:: The request ::
Make a verbatim copy of the entries below; pictures stay out.

** start Records for this task **

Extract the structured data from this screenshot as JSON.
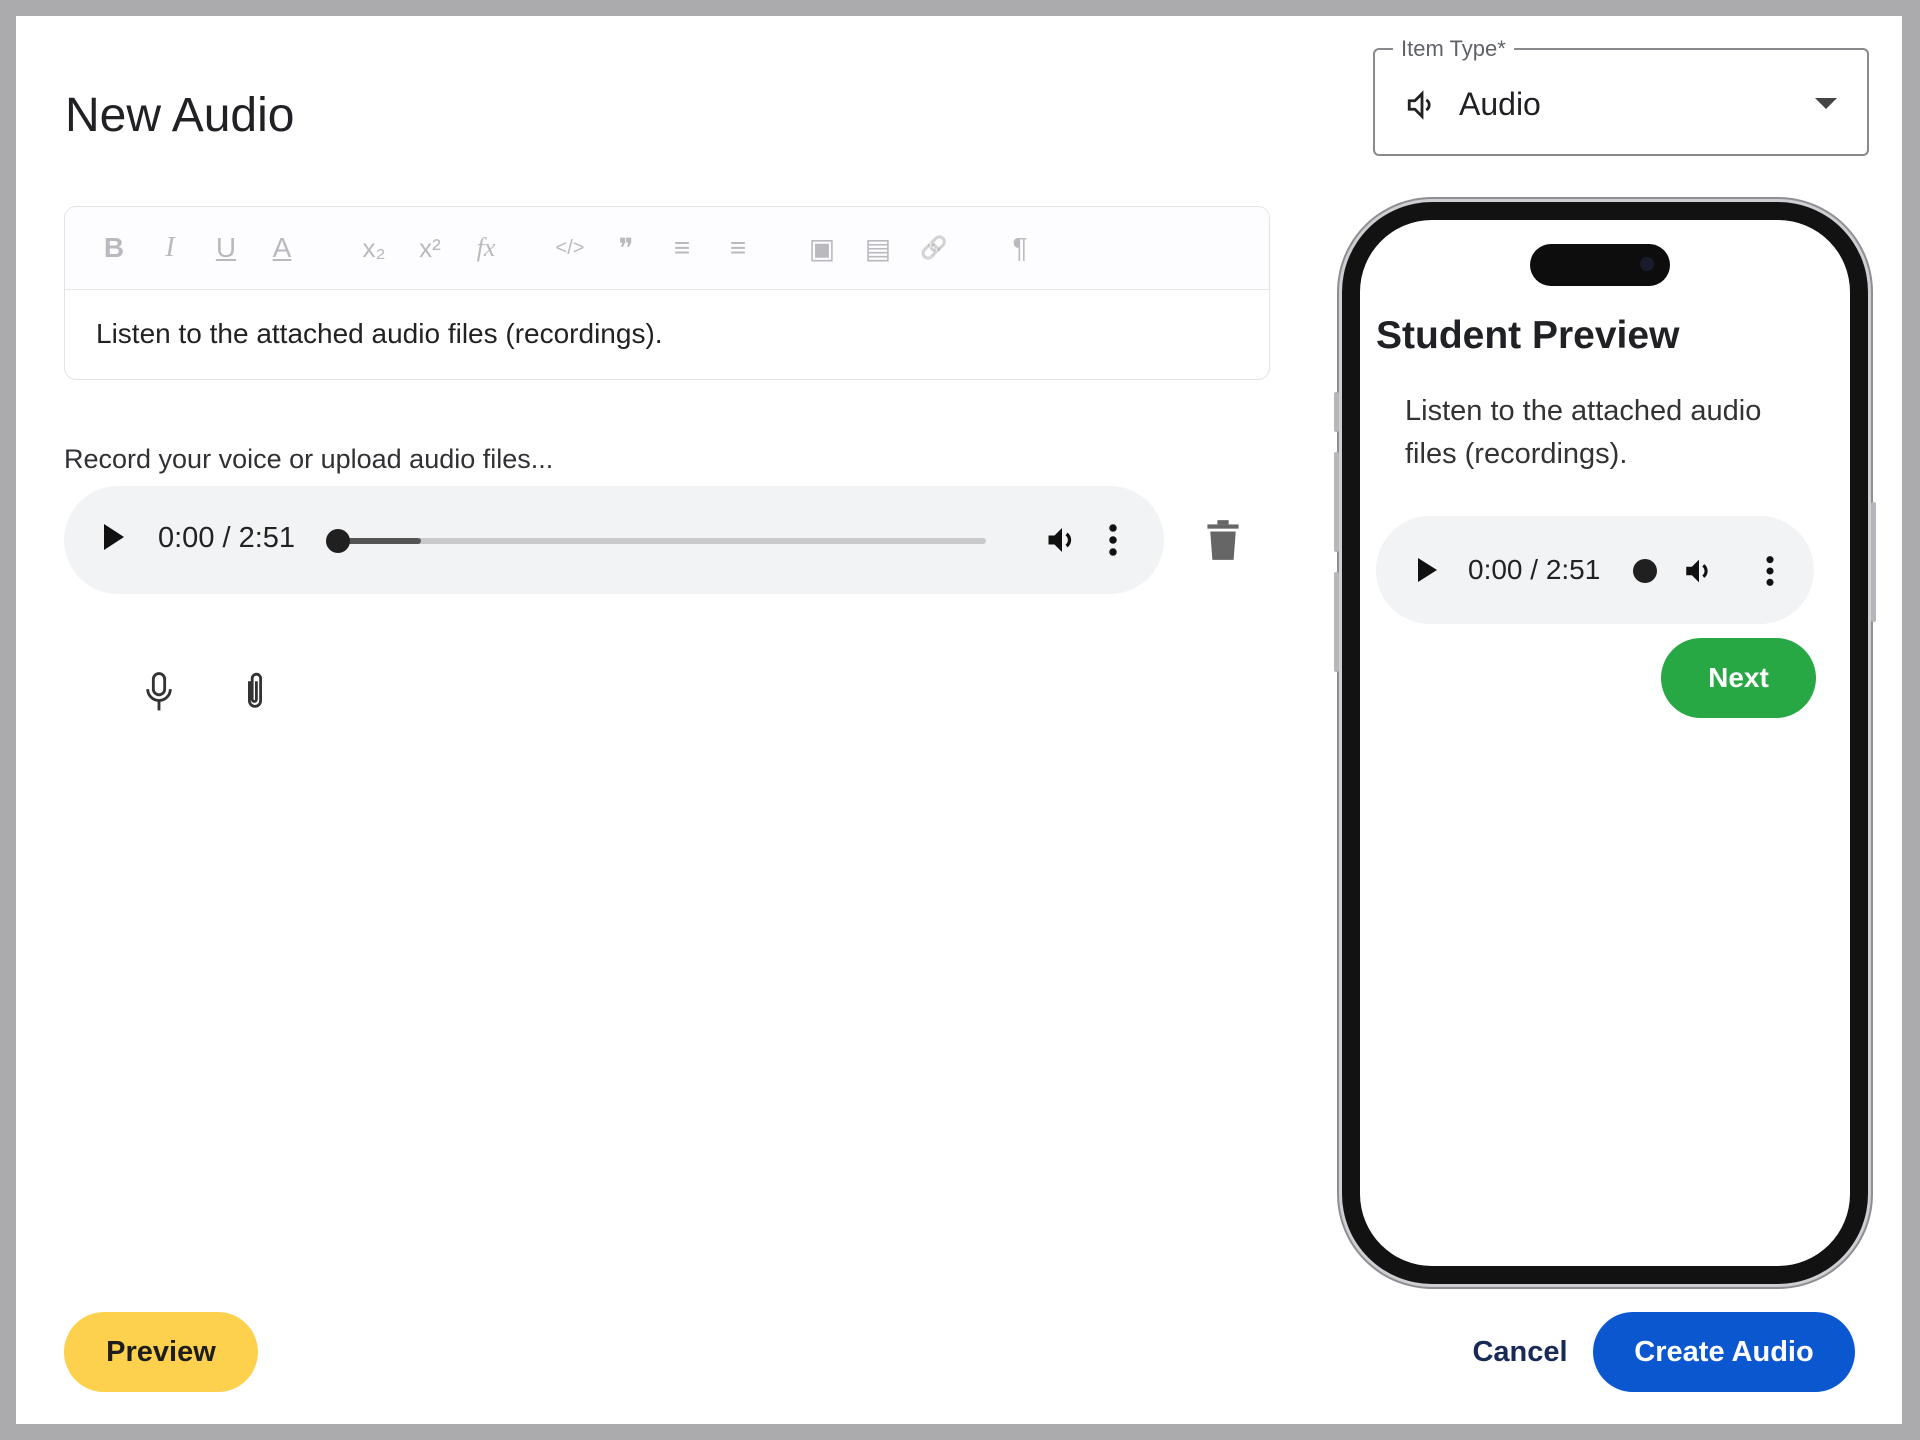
{
  "dialog": {
    "title": "New Audio"
  },
  "item_type": {
    "label": "Item Type*",
    "value": "Audio",
    "icon": "speaker-icon"
  },
  "editor": {
    "toolbar": [
      {
        "name": "bold",
        "glyph": "B"
      },
      {
        "name": "italic",
        "glyph": "I"
      },
      {
        "name": "underline",
        "glyph": "U"
      },
      {
        "name": "text-color",
        "glyph": "A"
      },
      {
        "name": "subscript",
        "glyph": "x₂"
      },
      {
        "name": "superscript",
        "glyph": "x²"
      },
      {
        "name": "formula",
        "glyph": "fx"
      },
      {
        "name": "code",
        "glyph": "</>"
      },
      {
        "name": "blockquote",
        "glyph": "❞"
      },
      {
        "name": "ordered-list",
        "glyph": "≡"
      },
      {
        "name": "bullet-list",
        "glyph": "≡"
      },
      {
        "name": "image",
        "glyph": "▣"
      },
      {
        "name": "video",
        "glyph": "▤"
      },
      {
        "name": "link",
        "glyph": "🔗"
      },
      {
        "name": "text-direction",
        "glyph": "¶"
      }
    ],
    "content": "Listen to the attached audio files (recordings)."
  },
  "audio": {
    "hint": "Record your voice or upload audio files...",
    "time": "0:00 / 2:51",
    "buffered_fraction": 0.13
  },
  "preview": {
    "title": "Student Preview",
    "text": "Listen to the attached audio files (recordings).",
    "time": "0:00 / 2:51",
    "next_label": "Next"
  },
  "footer": {
    "preview_label": "Preview",
    "cancel_label": "Cancel",
    "create_label": "Create Audio"
  },
  "colors": {
    "preview_button": "#fdd14d",
    "create_button": "#0b57d0",
    "next_button": "#28a745"
  }
}
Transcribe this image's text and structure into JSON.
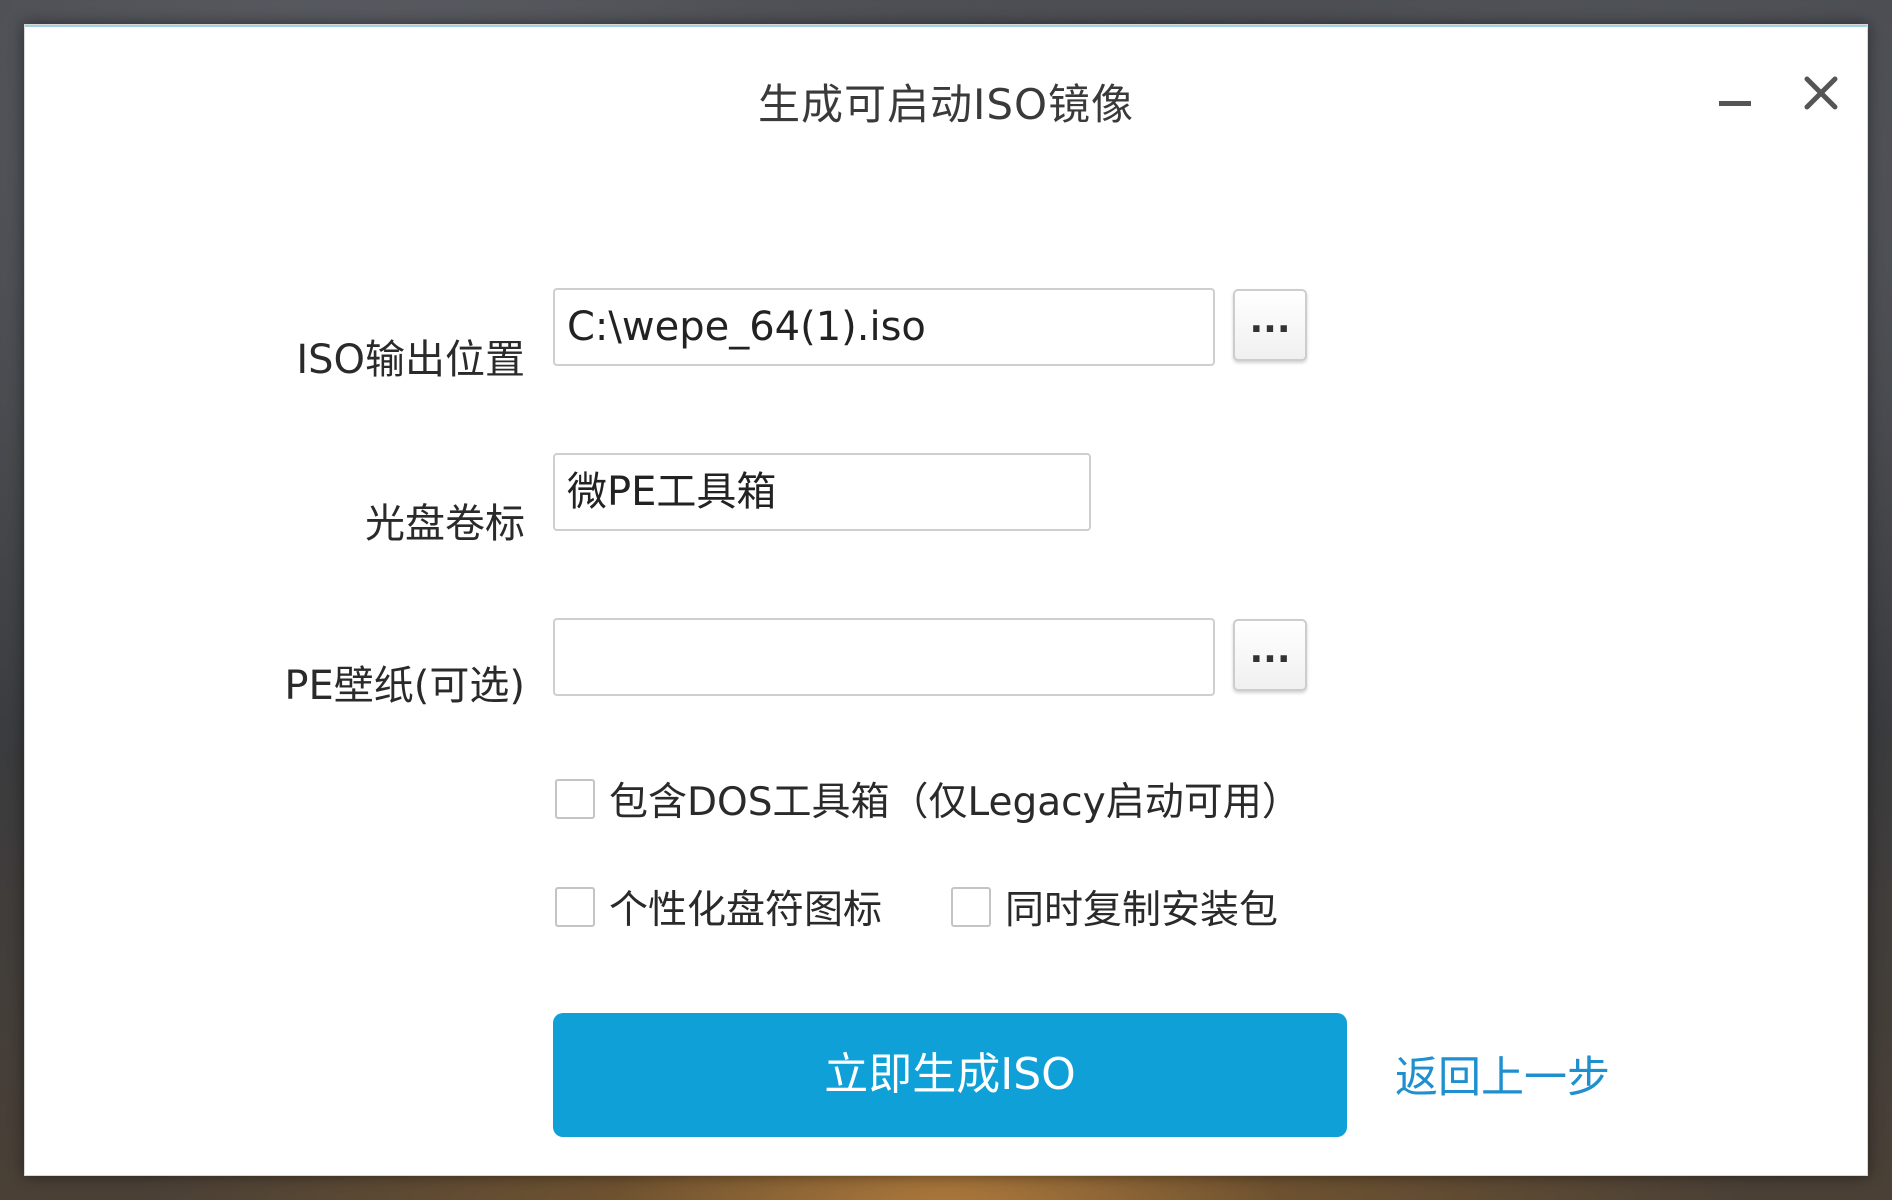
{
  "window": {
    "title": "生成可启动ISO镜像"
  },
  "form": {
    "iso_output": {
      "label": "ISO输出位置",
      "value": "C:\\wepe_64(1).iso",
      "browse_label": "..."
    },
    "volume_label": {
      "label": "光盘卷标",
      "value": "微PE工具箱"
    },
    "wallpaper": {
      "label": "PE壁纸(可选)",
      "value": "",
      "browse_label": "..."
    }
  },
  "options": {
    "include_dos": {
      "label": "包含DOS工具箱（仅Legacy启动可用）",
      "checked": false
    },
    "custom_drive_icons": {
      "label": "个性化盘符图标",
      "checked": false
    },
    "copy_installer": {
      "label": "同时复制安装包",
      "checked": false
    }
  },
  "actions": {
    "generate_label": "立即生成ISO",
    "back_label": "返回上一步"
  },
  "colors": {
    "primary": "#0fa0d8",
    "link": "#1e8fcf"
  },
  "icons": {
    "minimize": "minimize-icon",
    "close": "close-icon"
  }
}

** end Records for this task **

:: Finished task ::
Extract the structured data from this screenshot as JSON.
{
  "dialog": {
    "title": "New Audio"
  },
  "item_type": {
    "label": "Item Type*",
    "value": "Audio",
    "icon": "speaker-icon"
  },
  "editor": {
    "toolbar": [
      {
        "name": "bold",
        "glyph": "B"
      },
      {
        "name": "italic",
        "glyph": "I"
      },
      {
        "name": "underline",
        "glyph": "U"
      },
      {
        "name": "text-color",
        "glyph": "A"
      },
      {
        "name": "subscript",
        "glyph": "x₂"
      },
      {
        "name": "superscript",
        "glyph": "x²"
      },
      {
        "name": "formula",
        "glyph": "fx"
      },
      {
        "name": "code",
        "glyph": "</>"
      },
      {
        "name": "blockquote",
        "glyph": "❞"
      },
      {
        "name": "ordered-list",
        "glyph": "≡"
      },
      {
        "name": "bullet-list",
        "glyph": "≡"
      },
      {
        "name": "image",
        "glyph": "▣"
      },
      {
        "name": "video",
        "glyph": "▤"
      },
      {
        "name": "link",
        "glyph": "🔗"
      },
      {
        "name": "text-direction",
        "glyph": "¶"
      }
    ],
    "content": "Listen to the attached audio files (recordings)."
  },
  "audio": {
    "hint": "Record your voice or upload audio files...",
    "time": "0:00 / 2:51",
    "buffered_fraction": 0.13
  },
  "preview": {
    "title": "Student Preview",
    "text": "Listen to the attached audio files (recordings).",
    "time": "0:00 / 2:51",
    "next_label": "Next"
  },
  "footer": {
    "preview_label": "Preview",
    "cancel_label": "Cancel",
    "create_label": "Create Audio"
  },
  "colors": {
    "preview_button": "#fdd14d",
    "create_button": "#0b57d0",
    "next_button": "#28a745"
  }
}
Transcribe this image's text and structure into JSON.
{
  "window": {
    "title": "生成可启动ISO镜像"
  },
  "form": {
    "iso_output": {
      "label": "ISO输出位置",
      "value": "C:\\wepe_64(1).iso",
      "browse_label": "..."
    },
    "volume_label": {
      "label": "光盘卷标",
      "value": "微PE工具箱"
    },
    "wallpaper": {
      "label": "PE壁纸(可选)",
      "value": "",
      "browse_label": "..."
    }
  },
  "options": {
    "include_dos": {
      "label": "包含DOS工具箱（仅Legacy启动可用）",
      "checked": false
    },
    "custom_drive_icons": {
      "label": "个性化盘符图标",
      "checked": false
    },
    "copy_installer": {
      "label": "同时复制安装包",
      "checked": false
    }
  },
  "actions": {
    "generate_label": "立即生成ISO",
    "back_label": "返回上一步"
  },
  "colors": {
    "primary": "#0fa0d8",
    "link": "#1e8fcf"
  },
  "icons": {
    "minimize": "minimize-icon",
    "close": "close-icon"
  }
}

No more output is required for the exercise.